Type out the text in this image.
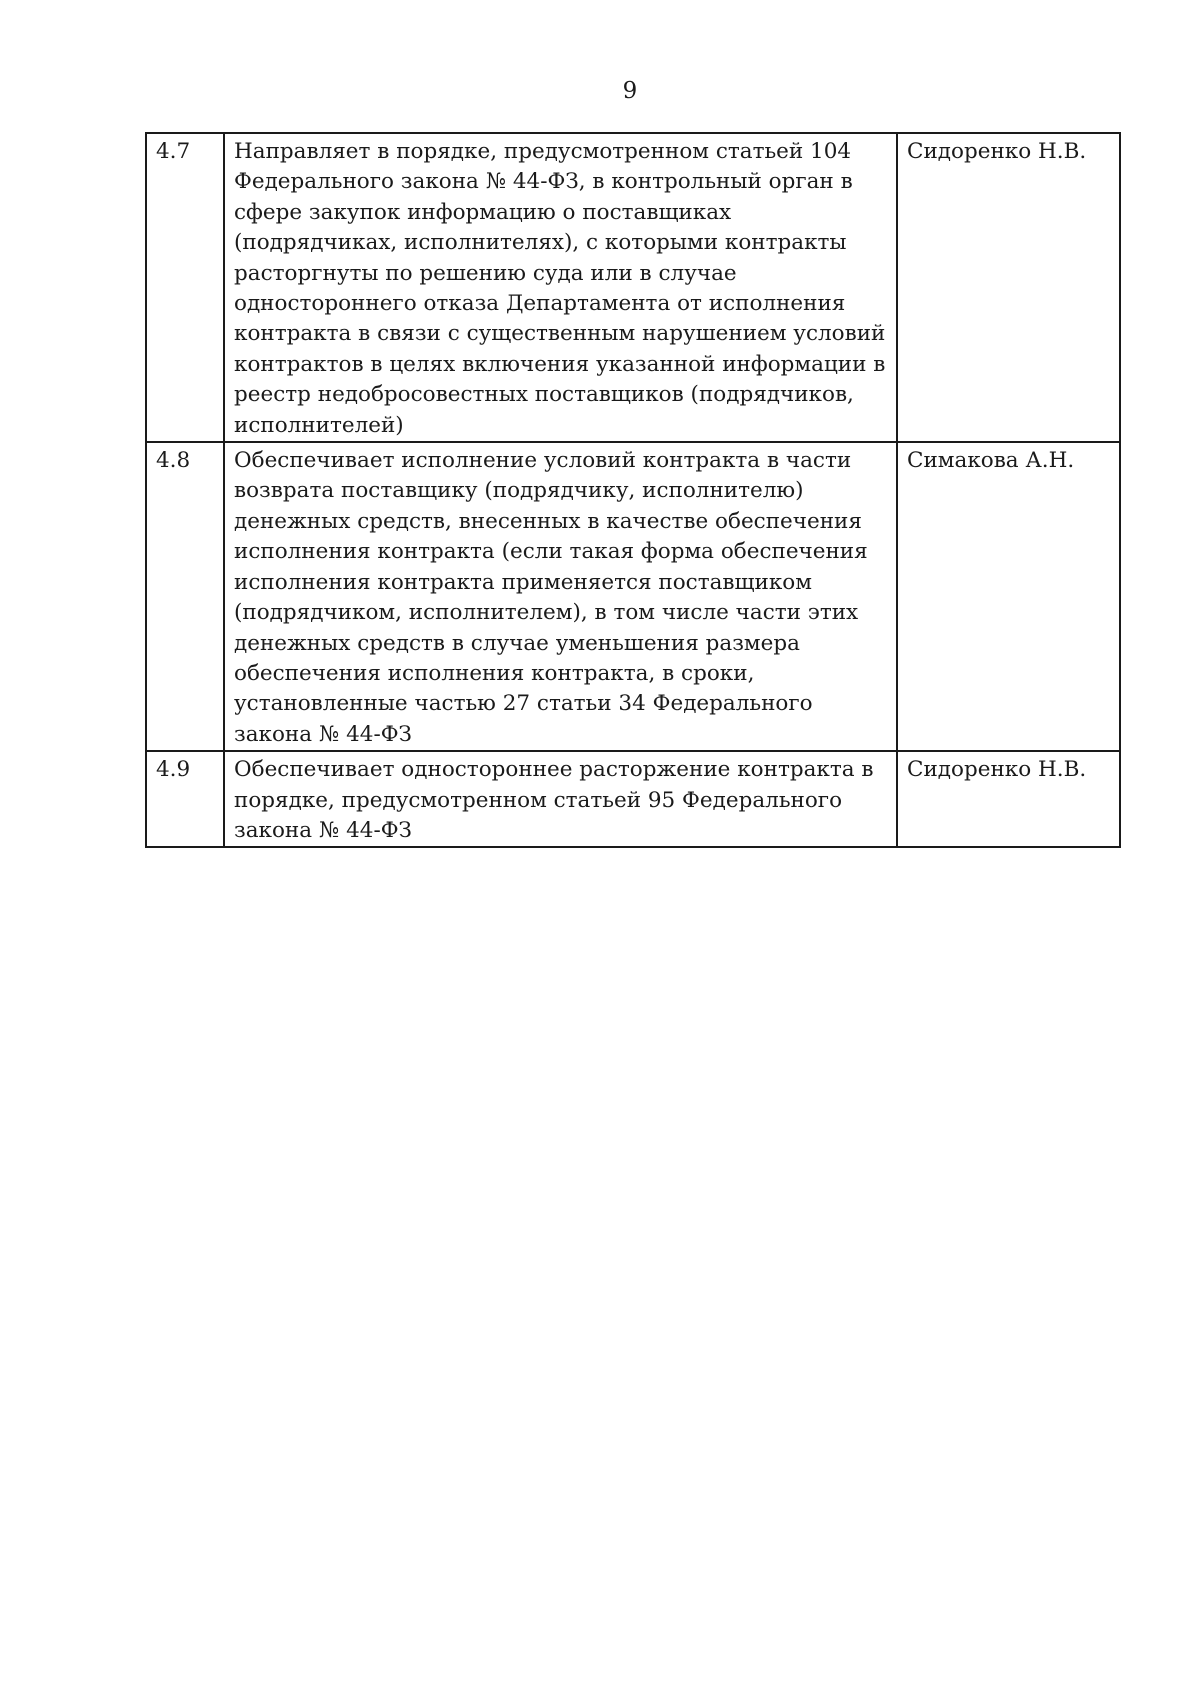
9
4.7	Направляет в порядке, предусмотренном статьей 104 Федерального закона № 44-ФЗ, в контрольный орган в сфере закупок информацию о поставщиках (подрядчиках, исполнителях), с которыми контракты расторгнуты по решению суда или в случае одностороннего отказа Департамента от исполнения контракта в связи с существенным нарушением условий контрактов в целях включения указанной информации в реестр недобросовестных поставщиков (подрядчиков, исполнителей)	Сидоренко Н.В.
4.8	Обеспечивает исполнение условий контракта в части возврата поставщику (подрядчику, исполнителю) денежных средств, внесенных в качестве обеспечения исполнения контракта (если такая форма обеспечения исполнения контракта применяется поставщиком (подрядчиком, исполнителем), в том числе части этих денежных средств в случае уменьшения размера обеспечения исполнения контракта, в сроки, установленные частью 27 статьи 34 Федерального закона № 44-ФЗ	Симакова А.Н.
4.9	Обеспечивает одностороннее расторжение контракта в порядке, предусмотренном статьей 95 Федерального закона № 44-ФЗ	Сидоренко Н.В.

※

PROBLEM REQUIREMENTS → Quote every line word for word and keep the images out of the copy.

FINAL RESULT →
Type out the text in this image.
9
4.7	Направляет в порядке, предусмотренном статьей 104 Федерального закона № 44-ФЗ, в контрольный орган в сфере закупок информацию о поставщиках (подрядчиках, исполнителях), с которыми контракты расторгнуты по решению суда или в случае одностороннего отказа Департамента от исполнения контракта в связи с существенным нарушением условий контрактов в целях включения указанной информации в реестр недобросовестных поставщиков (подрядчиков, исполнителей)	Сидоренко Н.В.
4.8	Обеспечивает исполнение условий контракта в части возврата поставщику (подрядчику, исполнителю) денежных средств, внесенных в качестве обеспечения исполнения контракта (если такая форма обеспечения исполнения контракта применяется поставщиком (подрядчиком, исполнителем), в том числе части этих денежных средств в случае уменьшения размера обеспечения исполнения контракта, в сроки, установленные частью 27 статьи 34 Федерального закона № 44-ФЗ	Симакова А.Н.
4.9	Обеспечивает одностороннее расторжение контракта в порядке, предусмотренном статьей 95 Федерального закона № 44-ФЗ	Сидоренко Н.В.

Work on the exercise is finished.